▶ [Problem statement]
Using the records that follow, copy every line containing the word "Winkel".

----------

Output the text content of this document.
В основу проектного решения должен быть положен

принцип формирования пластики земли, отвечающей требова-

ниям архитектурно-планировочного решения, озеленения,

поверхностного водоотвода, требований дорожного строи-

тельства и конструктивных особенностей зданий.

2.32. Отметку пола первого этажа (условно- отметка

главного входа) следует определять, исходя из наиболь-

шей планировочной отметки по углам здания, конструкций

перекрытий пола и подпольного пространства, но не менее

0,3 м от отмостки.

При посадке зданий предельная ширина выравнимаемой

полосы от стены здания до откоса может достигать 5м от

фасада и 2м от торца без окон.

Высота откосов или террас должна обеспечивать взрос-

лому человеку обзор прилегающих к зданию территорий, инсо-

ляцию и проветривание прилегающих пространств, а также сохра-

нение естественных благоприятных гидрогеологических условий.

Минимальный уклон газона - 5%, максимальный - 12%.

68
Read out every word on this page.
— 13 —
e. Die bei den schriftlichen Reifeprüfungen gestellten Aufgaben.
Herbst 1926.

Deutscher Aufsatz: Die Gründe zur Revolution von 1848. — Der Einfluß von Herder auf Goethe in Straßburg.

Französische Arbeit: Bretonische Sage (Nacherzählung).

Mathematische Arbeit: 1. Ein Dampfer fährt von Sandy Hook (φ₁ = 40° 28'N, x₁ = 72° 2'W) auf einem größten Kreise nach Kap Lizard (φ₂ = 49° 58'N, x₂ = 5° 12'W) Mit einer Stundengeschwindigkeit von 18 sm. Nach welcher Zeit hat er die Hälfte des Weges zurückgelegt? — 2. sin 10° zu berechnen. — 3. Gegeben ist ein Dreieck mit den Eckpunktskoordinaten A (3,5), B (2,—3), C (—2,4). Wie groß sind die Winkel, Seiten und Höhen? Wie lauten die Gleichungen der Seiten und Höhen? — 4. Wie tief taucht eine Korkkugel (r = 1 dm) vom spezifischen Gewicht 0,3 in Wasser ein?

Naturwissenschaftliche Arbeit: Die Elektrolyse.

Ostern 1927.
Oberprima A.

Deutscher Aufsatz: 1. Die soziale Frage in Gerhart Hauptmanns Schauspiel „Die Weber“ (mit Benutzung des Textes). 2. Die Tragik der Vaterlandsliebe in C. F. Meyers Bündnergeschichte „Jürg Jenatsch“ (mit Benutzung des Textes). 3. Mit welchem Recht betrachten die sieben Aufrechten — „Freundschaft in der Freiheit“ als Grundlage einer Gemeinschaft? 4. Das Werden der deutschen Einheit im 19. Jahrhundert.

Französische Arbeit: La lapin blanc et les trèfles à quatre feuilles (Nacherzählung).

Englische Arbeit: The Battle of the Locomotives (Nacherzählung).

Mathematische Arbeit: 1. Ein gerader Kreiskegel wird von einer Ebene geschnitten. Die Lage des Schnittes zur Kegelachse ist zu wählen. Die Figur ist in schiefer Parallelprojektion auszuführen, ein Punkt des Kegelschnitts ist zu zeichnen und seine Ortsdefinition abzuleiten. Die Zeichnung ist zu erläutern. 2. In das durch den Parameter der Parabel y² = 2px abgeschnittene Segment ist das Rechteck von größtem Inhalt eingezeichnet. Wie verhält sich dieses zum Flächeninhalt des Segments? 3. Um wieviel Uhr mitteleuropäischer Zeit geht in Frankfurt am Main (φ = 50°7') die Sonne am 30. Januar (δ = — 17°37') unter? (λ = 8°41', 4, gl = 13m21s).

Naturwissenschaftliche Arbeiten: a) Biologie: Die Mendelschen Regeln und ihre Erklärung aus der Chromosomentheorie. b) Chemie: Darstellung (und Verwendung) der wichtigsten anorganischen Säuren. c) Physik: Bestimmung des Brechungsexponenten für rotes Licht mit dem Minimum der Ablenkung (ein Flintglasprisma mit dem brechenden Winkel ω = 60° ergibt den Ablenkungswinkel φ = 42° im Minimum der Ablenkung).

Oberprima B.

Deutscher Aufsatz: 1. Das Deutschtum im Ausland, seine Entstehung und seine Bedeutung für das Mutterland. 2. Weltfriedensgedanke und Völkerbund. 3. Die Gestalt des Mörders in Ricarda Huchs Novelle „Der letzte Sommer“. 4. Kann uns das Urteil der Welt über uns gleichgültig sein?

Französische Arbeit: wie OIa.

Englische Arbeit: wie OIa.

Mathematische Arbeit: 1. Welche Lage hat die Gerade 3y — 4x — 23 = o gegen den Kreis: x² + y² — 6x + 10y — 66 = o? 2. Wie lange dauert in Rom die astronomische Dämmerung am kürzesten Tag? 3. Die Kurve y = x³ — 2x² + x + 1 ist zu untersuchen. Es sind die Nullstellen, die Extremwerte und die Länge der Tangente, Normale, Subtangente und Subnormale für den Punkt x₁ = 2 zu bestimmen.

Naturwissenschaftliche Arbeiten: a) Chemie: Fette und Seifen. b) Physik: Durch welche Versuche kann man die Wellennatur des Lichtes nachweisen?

----------

▶ [Written answer]
Mathematische Arbeit: 1. Ein Dampfer fährt von Sandy Hook (φ₁ = 40° 28'N, x₁ = 72° 2'W) auf einem größten Kreise nach Kap Lizard (φ₂ = 49° 58'N, x₂ = 5° 12'W) Mit einer Stundengeschwindigkeit von 18 sm. Nach welcher Zeit hat er die Hälfte des Weges zurückgelegt? — 2. sin 10° zu berechnen. — 3. Gegeben ist ein Dreieck mit den Eckpunktskoordinaten A (3,5), B (2,—3), C (—2,4). Wie groß sind die Winkel, Seiten und Höhen? Wie lauten die Gleichungen der Seiten und Höhen? — 4. Wie tief taucht eine Korkkugel (r = 1 dm) vom spezifischen Gewicht 0,3 in Wasser ein?
Naturwissenschaftliche Arbeiten: a) Biologie: Die Mendelschen Regeln und ihre Erklärung aus der Chromosomentheorie. b) Chemie: Darstellung (und Verwendung) der wichtigsten anorganischen Säuren. c) Physik: Bestimmung des Brechungsexponenten für rotes Licht mit dem Minimum der Ablenkung (ein Flintglasprisma mit dem brechenden Winkel ω = 60° ergibt den Ablenkungswinkel φ = 42° im Minimum der Ablenkung).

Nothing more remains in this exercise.